▶ Recorded data
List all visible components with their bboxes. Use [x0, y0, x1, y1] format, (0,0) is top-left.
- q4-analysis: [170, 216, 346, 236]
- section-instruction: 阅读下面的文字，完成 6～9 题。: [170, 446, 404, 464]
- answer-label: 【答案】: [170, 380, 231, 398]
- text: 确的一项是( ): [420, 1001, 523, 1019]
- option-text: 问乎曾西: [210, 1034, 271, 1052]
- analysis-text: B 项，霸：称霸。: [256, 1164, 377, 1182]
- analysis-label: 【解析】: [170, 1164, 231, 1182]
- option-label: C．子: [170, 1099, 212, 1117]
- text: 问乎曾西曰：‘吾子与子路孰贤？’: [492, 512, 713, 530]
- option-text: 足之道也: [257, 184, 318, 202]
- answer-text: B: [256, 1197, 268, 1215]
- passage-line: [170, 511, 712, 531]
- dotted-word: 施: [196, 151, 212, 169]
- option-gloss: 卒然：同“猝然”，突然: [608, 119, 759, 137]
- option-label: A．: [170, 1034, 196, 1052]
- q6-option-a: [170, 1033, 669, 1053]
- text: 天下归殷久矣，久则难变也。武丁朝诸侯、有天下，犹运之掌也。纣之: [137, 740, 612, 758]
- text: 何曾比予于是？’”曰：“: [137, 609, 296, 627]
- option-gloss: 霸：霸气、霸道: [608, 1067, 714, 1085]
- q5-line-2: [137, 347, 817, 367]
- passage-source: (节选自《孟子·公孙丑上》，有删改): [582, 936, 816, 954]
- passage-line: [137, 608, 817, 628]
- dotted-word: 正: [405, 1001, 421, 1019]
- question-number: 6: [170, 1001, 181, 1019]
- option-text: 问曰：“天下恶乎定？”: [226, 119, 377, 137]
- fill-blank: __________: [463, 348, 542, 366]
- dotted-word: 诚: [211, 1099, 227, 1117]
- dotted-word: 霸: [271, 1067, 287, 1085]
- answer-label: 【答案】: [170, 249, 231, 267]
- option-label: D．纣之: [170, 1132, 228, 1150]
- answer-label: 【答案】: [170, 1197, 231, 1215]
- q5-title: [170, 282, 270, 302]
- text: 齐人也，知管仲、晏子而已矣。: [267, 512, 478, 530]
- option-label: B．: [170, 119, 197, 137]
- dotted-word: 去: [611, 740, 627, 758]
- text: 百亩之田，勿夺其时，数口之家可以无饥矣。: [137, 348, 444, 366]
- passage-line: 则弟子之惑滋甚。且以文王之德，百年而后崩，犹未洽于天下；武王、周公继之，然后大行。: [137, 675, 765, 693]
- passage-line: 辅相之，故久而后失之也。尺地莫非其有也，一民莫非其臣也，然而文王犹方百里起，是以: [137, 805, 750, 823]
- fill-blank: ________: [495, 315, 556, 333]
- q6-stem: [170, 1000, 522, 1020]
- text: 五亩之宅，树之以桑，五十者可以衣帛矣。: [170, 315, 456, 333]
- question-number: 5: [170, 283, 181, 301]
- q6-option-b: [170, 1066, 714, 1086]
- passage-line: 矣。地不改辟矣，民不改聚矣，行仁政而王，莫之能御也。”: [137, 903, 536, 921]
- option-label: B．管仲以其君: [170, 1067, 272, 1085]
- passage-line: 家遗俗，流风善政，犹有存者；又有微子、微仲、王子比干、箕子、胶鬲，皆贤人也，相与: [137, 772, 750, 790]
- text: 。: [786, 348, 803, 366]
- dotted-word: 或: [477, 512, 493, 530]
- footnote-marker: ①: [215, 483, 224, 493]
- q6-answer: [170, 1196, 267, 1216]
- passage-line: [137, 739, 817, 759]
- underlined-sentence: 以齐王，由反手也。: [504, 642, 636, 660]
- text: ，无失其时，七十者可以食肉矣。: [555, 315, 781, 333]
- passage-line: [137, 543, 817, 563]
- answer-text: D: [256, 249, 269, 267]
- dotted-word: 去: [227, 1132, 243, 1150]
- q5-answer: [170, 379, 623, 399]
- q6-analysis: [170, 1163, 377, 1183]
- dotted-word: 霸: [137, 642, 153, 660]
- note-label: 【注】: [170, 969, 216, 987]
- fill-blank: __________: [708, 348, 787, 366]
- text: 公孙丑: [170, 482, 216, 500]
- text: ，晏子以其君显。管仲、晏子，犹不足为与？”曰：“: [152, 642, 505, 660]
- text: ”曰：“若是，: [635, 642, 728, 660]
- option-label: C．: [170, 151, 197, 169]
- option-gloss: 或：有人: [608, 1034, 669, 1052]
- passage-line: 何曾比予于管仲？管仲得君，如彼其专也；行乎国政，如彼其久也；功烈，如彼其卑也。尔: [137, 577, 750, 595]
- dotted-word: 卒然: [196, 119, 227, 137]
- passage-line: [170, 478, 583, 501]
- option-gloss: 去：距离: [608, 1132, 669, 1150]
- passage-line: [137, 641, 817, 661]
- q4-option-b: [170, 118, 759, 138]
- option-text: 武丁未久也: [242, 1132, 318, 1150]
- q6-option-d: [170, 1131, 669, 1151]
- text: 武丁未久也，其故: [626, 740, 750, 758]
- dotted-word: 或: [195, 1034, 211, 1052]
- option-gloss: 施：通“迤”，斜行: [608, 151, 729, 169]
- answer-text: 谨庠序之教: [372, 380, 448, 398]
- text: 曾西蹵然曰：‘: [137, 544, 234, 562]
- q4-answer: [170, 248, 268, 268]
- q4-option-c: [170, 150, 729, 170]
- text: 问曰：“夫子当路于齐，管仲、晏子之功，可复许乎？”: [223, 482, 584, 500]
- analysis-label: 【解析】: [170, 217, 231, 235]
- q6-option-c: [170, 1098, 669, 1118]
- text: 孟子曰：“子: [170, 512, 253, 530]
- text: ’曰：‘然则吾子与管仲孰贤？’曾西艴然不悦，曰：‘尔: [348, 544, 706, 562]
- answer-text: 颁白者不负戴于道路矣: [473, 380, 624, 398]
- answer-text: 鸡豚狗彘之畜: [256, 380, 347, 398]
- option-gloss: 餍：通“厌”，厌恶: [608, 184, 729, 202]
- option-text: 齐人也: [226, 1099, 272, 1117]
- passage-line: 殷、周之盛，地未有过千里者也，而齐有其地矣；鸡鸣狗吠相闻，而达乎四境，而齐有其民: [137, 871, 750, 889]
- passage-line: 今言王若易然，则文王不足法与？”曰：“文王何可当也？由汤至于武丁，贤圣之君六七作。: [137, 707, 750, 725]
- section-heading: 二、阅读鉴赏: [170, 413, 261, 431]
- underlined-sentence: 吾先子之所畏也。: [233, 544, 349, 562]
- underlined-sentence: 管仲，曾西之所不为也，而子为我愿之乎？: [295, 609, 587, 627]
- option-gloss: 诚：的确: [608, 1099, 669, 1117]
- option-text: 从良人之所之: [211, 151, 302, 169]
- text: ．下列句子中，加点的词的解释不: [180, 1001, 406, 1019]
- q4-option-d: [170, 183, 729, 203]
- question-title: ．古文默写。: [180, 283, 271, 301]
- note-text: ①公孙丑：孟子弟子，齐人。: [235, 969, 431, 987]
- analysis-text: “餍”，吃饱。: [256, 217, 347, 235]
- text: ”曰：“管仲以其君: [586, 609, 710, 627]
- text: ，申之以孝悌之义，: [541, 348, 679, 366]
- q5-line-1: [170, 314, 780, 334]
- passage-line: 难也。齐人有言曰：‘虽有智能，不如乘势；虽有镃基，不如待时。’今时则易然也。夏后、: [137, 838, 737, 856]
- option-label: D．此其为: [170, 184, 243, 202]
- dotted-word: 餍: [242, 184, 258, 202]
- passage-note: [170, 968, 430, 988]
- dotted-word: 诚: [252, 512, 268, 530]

▶ EXERCISE AIM
Convert the data from its first line through the line containing "- option-gloss: 霸：霸气、霸道: [608, 1067, 714, 1085]", both ends included, into a numbered list, leaving out any blank lines.

▶ OUTPUT BELOW
1. List all visible components with their bboxes. Use [x0, y0, x1, y1] format, (0,0) is top-left.
2. - q4-analysis: [170, 216, 346, 236]
3. - section-instruction: 阅读下面的文字，完成 6～9 题。: [170, 446, 404, 464]
4. - answer-label: 【答案】: [170, 380, 231, 398]
5. - text: 确的一项是( ): [420, 1001, 523, 1019]
6. - option-text: 问乎曾西: [210, 1034, 271, 1052]
7. - analysis-text: B 项，霸：称霸。: [256, 1164, 377, 1182]
8. - analysis-label: 【解析】: [170, 1164, 231, 1182]
9. - option-label: C．子: [170, 1099, 212, 1117]
10. - text: 问乎曾西曰：‘吾子与子路孰贤？’: [492, 512, 713, 530]
11. - option-text: 足之道也: [257, 184, 318, 202]
12. - answer-text: B: [256, 1197, 268, 1215]
13. - passage-line: [170, 511, 712, 531]
14. - dotted-word: 施: [196, 151, 212, 169]
15. - option-gloss: 卒然：同“猝然”，突然: [608, 119, 759, 137]
16. - option-label: A．: [170, 1034, 196, 1052]
17. - q6-option-a: [170, 1033, 669, 1053]
18. - text: 天下归殷久矣，久则难变也。武丁朝诸侯、有天下，犹运之掌也。纣之: [137, 740, 612, 758]
19. - text: 何曾比予于是？’”曰：“: [137, 609, 296, 627]
20. - option-gloss: 霸：霸气、霸道: [608, 1067, 714, 1085]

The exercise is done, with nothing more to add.